> [GIVEN INSTRUCTION]
Reproduce the lines of the records verbatim, starting at the line that contains "- bar: [133, 206, 154, 227]" and ending at the line that contains "- x-tick-label: 赤峰市: [258, 236, 270, 276]", with both of those lines included. Output only those lines.

> [GIVEN ENTRIES]
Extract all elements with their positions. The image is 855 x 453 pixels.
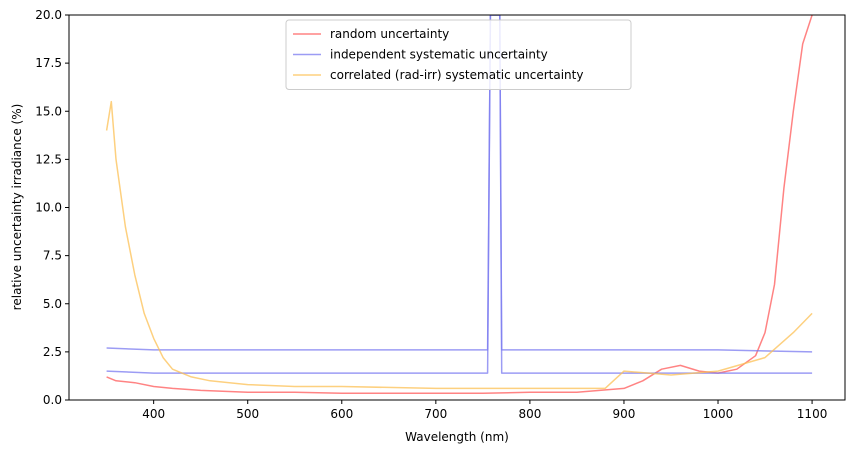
- series-line-1: [106, 15, 813, 353]
- x-tick-label: 600: [330, 407, 353, 421]
- y-tick-label: 17.5: [35, 56, 62, 70]
- y-tick-label: 2.5: [43, 345, 62, 359]
- x-tick-label: 700: [424, 407, 447, 421]
- y-tick-label: 15.0: [35, 104, 62, 118]
- x-tick-label: 900: [613, 407, 636, 421]
- x-axis-ticks: 400 500 600 700 800 900 1000 1100: [142, 400, 827, 421]
- legend-label: random uncertainty: [330, 27, 449, 41]
- x-tick-label: 400: [142, 407, 165, 421]
- legend-box: [285, 19, 632, 90]
- series-line-0: [106, 15, 813, 395]
- y-tick-label: 7.5: [43, 249, 62, 263]
- x-tick-label: 500: [236, 407, 259, 421]
- series-line-2: [106, 15, 813, 374]
- y-tick-label: 10.0: [35, 201, 62, 215]
- x-tick-label: 800: [518, 407, 541, 421]
- series-layer: [105, 15, 813, 395]
- x-tick-label: 1100: [797, 407, 828, 421]
- series-line-3: [105, 100, 813, 390]
- legend: random uncertainty independent systematic…: [285, 19, 632, 90]
- plot-frame: [68, 14, 846, 401]
- legend-label: independent systematic uncertainty: [330, 48, 548, 62]
- y-tick-label: 12.5: [35, 152, 62, 166]
- x-tick-label: 1000: [703, 407, 734, 421]
- y-tick-label: 5.0: [43, 297, 62, 311]
- y-axis-ticks: 0.0 2.5 5.0 7.5 10.0 12.5 15.0 17.5 20.0: [35, 8, 69, 407]
- x-axis-label: Wavelength (nm): [405, 430, 509, 444]
- y-tick-label: 0.0: [43, 393, 62, 407]
- y-axis-label: relative uncertainty irradiance (%): [10, 104, 24, 311]
- y-tick-label: 20.0: [35, 8, 62, 22]
- legend-label: correlated (rad-irr) systematic uncertai…: [330, 68, 583, 82]
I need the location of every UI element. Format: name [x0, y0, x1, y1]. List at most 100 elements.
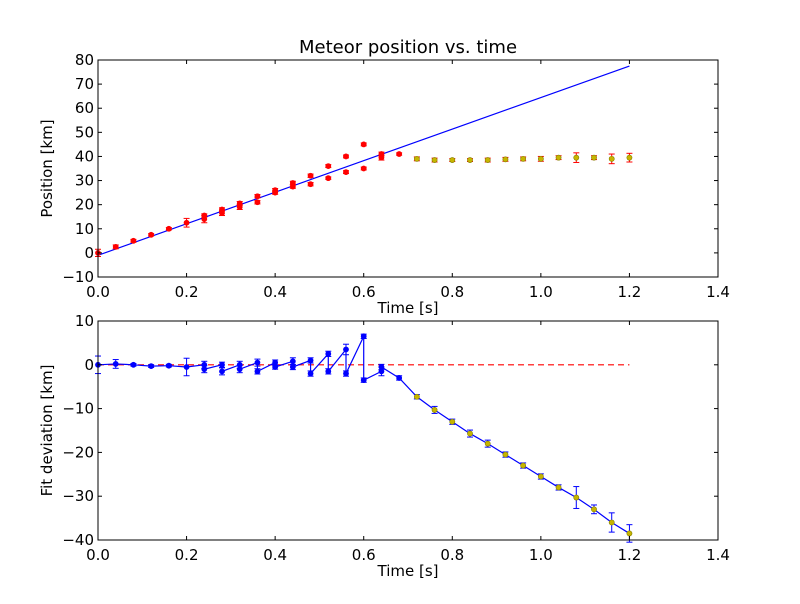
deviation-data-point [325, 350, 332, 357]
deviation-y-tick-label: −20 [62, 443, 94, 461]
position-data-point [360, 165, 367, 172]
deviation-data-point [325, 368, 332, 375]
position-data-point [236, 200, 243, 207]
position-data-point [272, 187, 279, 194]
deviation-axes: 0.0 0.2 0.4 0.6 0.8 1.0 1.2 1.4−40−30−20−10010 … [38, 312, 730, 580]
position-axes-frame [97, 59, 719, 278]
deviation-data-point [591, 506, 597, 513]
position-data-point [307, 172, 314, 179]
deviation-data-point [307, 370, 314, 377]
deviation-data-point [254, 368, 261, 375]
deviation-data-point [449, 418, 456, 425]
deviation-data-point [343, 370, 349, 377]
position-x-tick-label: 1.2 [617, 283, 641, 301]
deviation-y-tick-label: 0 [84, 356, 94, 374]
deviation-data-point [626, 530, 633, 537]
deviation-data-point [608, 519, 615, 526]
position-data-point [343, 169, 349, 176]
deviation-x-tick-label: 0.8 [440, 546, 464, 564]
position-axes: 0.0 0.2 0.4 0.6 0.8 1.0 1.2 1.4 −10 0 10 20 30 40 50 60… [38, 37, 730, 317]
position-x-tick-label: 0.8 [440, 283, 464, 301]
deviation-marks [95, 333, 633, 543]
deviation-data-point [165, 362, 172, 369]
deviation-data-point [431, 407, 438, 413]
deviation-data-point [396, 375, 403, 381]
position-ticks: 0.0 0.2 0.4 0.6 0.8 1.0 1.2 1.4 −10 0 10 20 30 40 50 60… [62, 51, 730, 301]
deviation-x-axis-label: Time [s] [377, 562, 439, 580]
deviation-data-point [555, 484, 562, 491]
position-y-tick-label: −10 [62, 268, 94, 286]
position-data-point [360, 141, 367, 148]
deviation-data-point [183, 364, 190, 370]
deviation-x-tick-label: 0.0 [86, 546, 110, 564]
position-y-tick-label: 0 [84, 244, 94, 262]
position-data-point [325, 163, 332, 169]
deviation-data-point [343, 346, 349, 353]
deviation-x-tick-label: 0.6 [352, 546, 376, 564]
position-data-point [608, 155, 615, 162]
deviation-data-point [289, 358, 296, 365]
position-data-point [573, 154, 580, 161]
position-x-tick-label: 0.2 [175, 283, 199, 301]
position-y-tick-label: 30 [75, 172, 94, 190]
position-x-tick-label: 1.0 [529, 283, 553, 301]
deviation-data-point [467, 430, 473, 437]
deviation-axes-frame [97, 320, 719, 541]
deviation-data-point [112, 361, 119, 367]
deviation-x-tick-label: 0.2 [175, 546, 199, 564]
position-data-point [520, 155, 527, 162]
deviation-ticks: 0.0 0.2 0.4 0.6 0.8 1.0 1.2 1.4 −40 −30 −20 −10 0 10 [62, 312, 730, 564]
position-y-tick-label: 50 [75, 123, 94, 141]
position-y-tick-label: 80 [75, 51, 94, 69]
position-y-axis-label: Position [km] [38, 119, 56, 217]
position-data-point [396, 151, 403, 157]
position-data-point [325, 175, 332, 182]
position-y-tick-label: 20 [75, 196, 94, 214]
position-x-tick-label: 0.6 [352, 283, 376, 301]
deviation-data-point [219, 361, 225, 368]
deviation-y-tick-label: −30 [62, 487, 94, 505]
deviation-x-tick-label: 1.0 [529, 546, 553, 564]
deviation-data-point [254, 359, 261, 366]
position-x-tick-label: 1.4 [706, 283, 730, 301]
position-data-point [484, 157, 491, 163]
position-y-tick-label: 40 [75, 147, 94, 165]
deviation-data-point [520, 462, 527, 469]
position-data-point [130, 237, 137, 244]
deviation-x-tick-label: 1.2 [617, 546, 641, 564]
position-data-point [413, 155, 420, 162]
deviation-data-point [537, 473, 544, 480]
position-x-tick-label: 0.0 [86, 283, 110, 301]
deviation-data-point [201, 366, 208, 373]
deviation-data-point [130, 361, 137, 368]
deviation-data-point [360, 333, 367, 340]
position-data-point [165, 225, 172, 232]
position-data-point [148, 231, 155, 238]
position-data-point [201, 212, 208, 219]
position-data-point [467, 157, 473, 163]
deviation-x-tick-label: 1.4 [706, 546, 730, 564]
position-y-tick-label: 10 [75, 220, 94, 238]
deviation-x-tick-label: 0.4 [263, 546, 287, 564]
position-data-point [112, 243, 119, 250]
position-data-point [537, 155, 544, 162]
position-data-point [183, 219, 190, 226]
position-data-point [555, 154, 562, 161]
position-data-point [219, 206, 225, 213]
position-marks [95, 65, 633, 258]
position-data-point [289, 180, 296, 186]
position-chart-title: Meteor position vs. time [299, 37, 517, 58]
position-x-axis-label: Time [s] [377, 299, 439, 317]
deviation-data-point [413, 393, 420, 400]
position-data-point [254, 199, 261, 206]
position-data-point [343, 153, 349, 160]
deviation-data-point [272, 364, 279, 370]
deviation-y-axis-label: Fit deviation [km] [38, 365, 56, 497]
position-y-tick-label: 70 [75, 75, 94, 93]
position-plot-area [98, 60, 718, 277]
position-y-tick-label: 60 [75, 99, 94, 117]
position-data-point [254, 193, 261, 200]
deviation-data-point [378, 364, 385, 370]
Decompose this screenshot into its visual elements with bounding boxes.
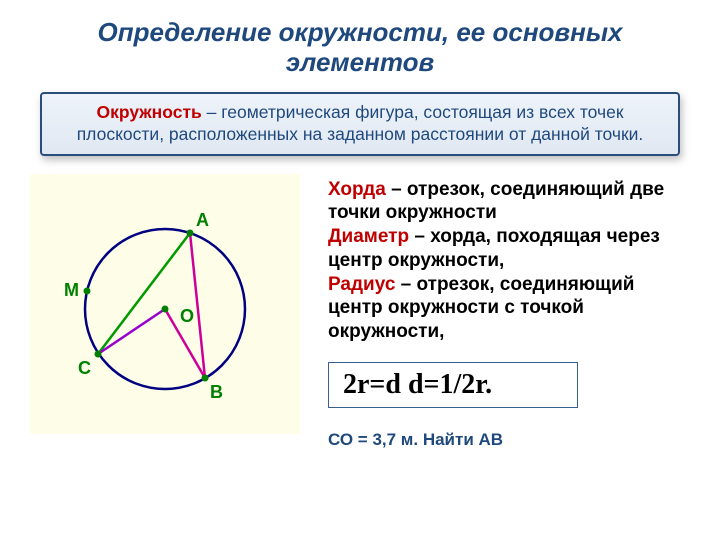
svg-text:A: A	[196, 210, 209, 230]
slide-root: Определение окружности, ее основных элем…	[0, 0, 720, 540]
svg-text:C: C	[78, 358, 91, 378]
circle-diagram: A B C M O	[30, 174, 300, 434]
definition-box: Окружность – геометрическая фигура, сост…	[40, 92, 680, 156]
chord-term: Хорда	[328, 179, 386, 200]
slide-title: Определение окружности, ее основных элем…	[70, 18, 650, 78]
content-row: A B C M O Хорда – отрезок, соединяющий две т…	[30, 174, 690, 450]
diameter-term: Диаметр	[328, 226, 409, 247]
definition-term: Окружность	[97, 102, 202, 122]
svg-text:O: O	[180, 306, 194, 326]
text-column: Хорда – отрезок, соединяющий две точки о…	[328, 174, 690, 450]
formula-box: 2r=d d=1/2r.	[328, 362, 578, 408]
problem-text: СО = 3,7 м. Найти АВ	[328, 430, 690, 450]
diagram-column: A B C M O	[30, 174, 310, 450]
radius-term: Радиус	[328, 274, 395, 295]
svg-text:B: B	[210, 382, 223, 402]
definitions-block: Хорда – отрезок, соединяющий две точки о…	[328, 178, 690, 344]
svg-text:M: M	[64, 280, 79, 300]
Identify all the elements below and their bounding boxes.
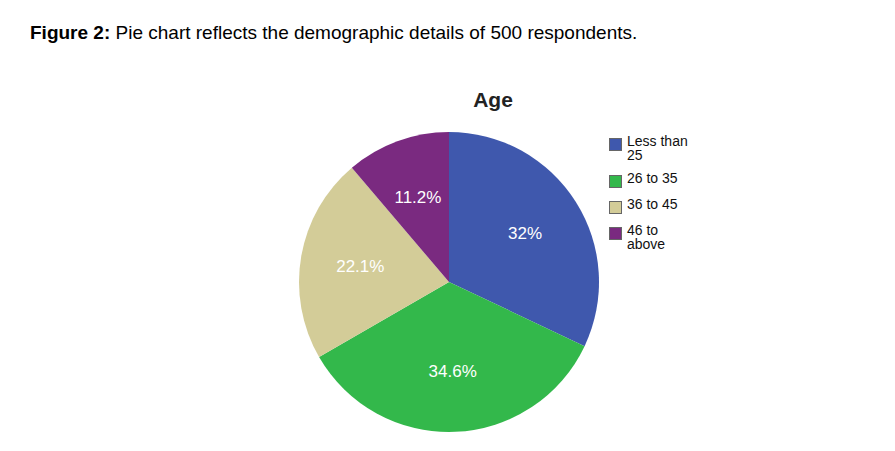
svg-text:34.6%: 34.6% <box>429 362 477 381</box>
svg-text:22.1%: 22.1% <box>336 257 384 276</box>
html-text:46 to above: 46 to above <box>627 222 666 252</box>
svg-text:32%: 32% <box>508 224 542 243</box>
html-text:Figure 2: Pie chart reflects t: Figure 2: Pie chart reflects the demogra… <box>30 22 638 43</box>
html-text:36 to 45: 36 to 45 <box>627 196 678 212</box>
html-text:Less than 25: Less than 25 <box>627 133 688 163</box>
html-text:26 to 35: 26 to 35 <box>627 170 678 186</box>
html-text:Age: Age <box>473 88 513 111</box>
svg-text:11.2%: 11.2% <box>394 188 441 207</box>
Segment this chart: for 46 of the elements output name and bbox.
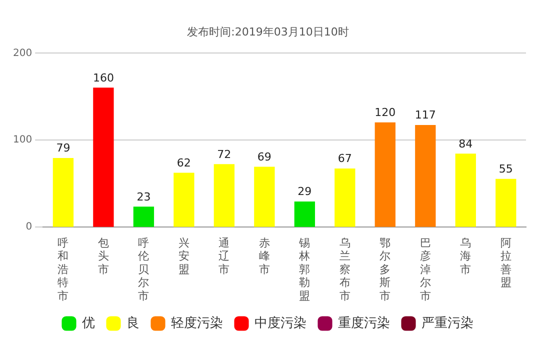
- bar: [133, 206, 154, 227]
- legend-label: 轻度污染: [171, 314, 223, 331]
- data-label: 62: [176, 156, 191, 170]
- legend-label: 中度污染: [254, 314, 306, 331]
- data-label: 120: [374, 106, 396, 120]
- legend-label: 重度污染: [338, 314, 390, 331]
- legend-label: 严重污染: [422, 316, 474, 331]
- x-tick-label: 通辽市: [218, 236, 230, 276]
- bar: [254, 166, 275, 227]
- data-label: 67: [338, 152, 352, 166]
- data-label: 84: [458, 137, 473, 150]
- data-label: 79: [56, 142, 70, 155]
- y-tick-label: 100: [12, 134, 32, 146]
- x-tick-label: 呼伦贝尔市: [138, 236, 150, 302]
- bar: [174, 172, 194, 227]
- x-tick-label: 锡林郭勒盟: [298, 236, 310, 302]
- bar: [93, 88, 114, 227]
- x-tick-label: 阿拉善盟: [500, 236, 512, 290]
- x-tick-label: 兴安盟: [178, 236, 190, 276]
- bar: [455, 154, 476, 227]
- data-label: 55: [498, 162, 513, 176]
- x-tick-label: 乌海市: [460, 236, 472, 276]
- data-label: 117: [414, 108, 436, 122]
- x-tick-label: 包头市: [98, 236, 109, 276]
- data-label: 69: [257, 150, 272, 164]
- bar: [374, 122, 396, 227]
- bar: [415, 124, 436, 227]
- bar: [214, 164, 235, 227]
- bar: [496, 178, 516, 227]
- x-tick-label: 赤峰市: [258, 236, 270, 276]
- y-tick-label: 200: [12, 48, 32, 59]
- data-label: 23: [136, 190, 151, 204]
- y-tick-label: 0: [26, 222, 32, 233]
- x-tick-label: 巴彦淖尔市: [420, 236, 431, 302]
- bar: [52, 158, 74, 227]
- x-tick-label: 鄂尔多斯市: [380, 236, 391, 302]
- x-tick-label: 呼和浩特市: [58, 236, 69, 302]
- legend-label: 优: [82, 316, 95, 331]
- chart-title: 发布时间:2019年03月10日10时: [187, 25, 349, 38]
- x-tick-label: 乌兰察布市: [339, 236, 350, 302]
- legend-label: 良: [126, 316, 140, 331]
- bar: [294, 201, 315, 227]
- bar: [334, 168, 356, 227]
- data-label: 160: [92, 71, 114, 84]
- data-label: 29: [298, 185, 312, 198]
- data-label: 72: [217, 148, 232, 161]
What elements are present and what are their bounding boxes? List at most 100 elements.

> [ANSWER BELOW]
- bar: [133, 206, 154, 227]
- legend-label: 轻度污染: [171, 314, 223, 331]
- data-label: 62: [176, 156, 191, 170]
- legend-label: 中度污染: [254, 314, 306, 331]
- data-label: 120: [374, 106, 396, 120]
- legend-label: 重度污染: [338, 314, 390, 331]
- legend-label: 严重污染: [422, 316, 474, 331]
- x-tick-label: 通辽市: [218, 236, 230, 276]
- bar: [254, 166, 275, 227]
- data-label: 67: [338, 152, 352, 166]
- data-label: 84: [458, 137, 473, 150]
- data-label: 79: [56, 142, 70, 155]
- y-tick-label: 100: [12, 134, 32, 146]
- x-tick-label: 呼伦贝尔市: [138, 236, 150, 302]
- bar: [174, 172, 194, 227]
- x-tick-label: 锡林郭勒盟: [298, 236, 310, 302]
- bar: [93, 88, 114, 227]
- x-tick-label: 阿拉善盟: [500, 236, 512, 290]
- x-tick-label: 兴安盟: [178, 236, 190, 276]
- bar: [455, 154, 476, 227]
- data-label: 55: [498, 162, 513, 176]
- x-tick-label: 乌海市: [460, 236, 472, 276]
- data-label: 117: [414, 108, 436, 122]
- x-tick-label: 包头市: [98, 236, 109, 276]
- data-label: 69: [257, 150, 272, 164]
- bar: [374, 122, 396, 227]
- bar: [415, 124, 436, 227]
- bar: [214, 164, 235, 227]
- bar: [496, 178, 516, 227]
- x-tick-label: 赤峰市: [258, 236, 270, 276]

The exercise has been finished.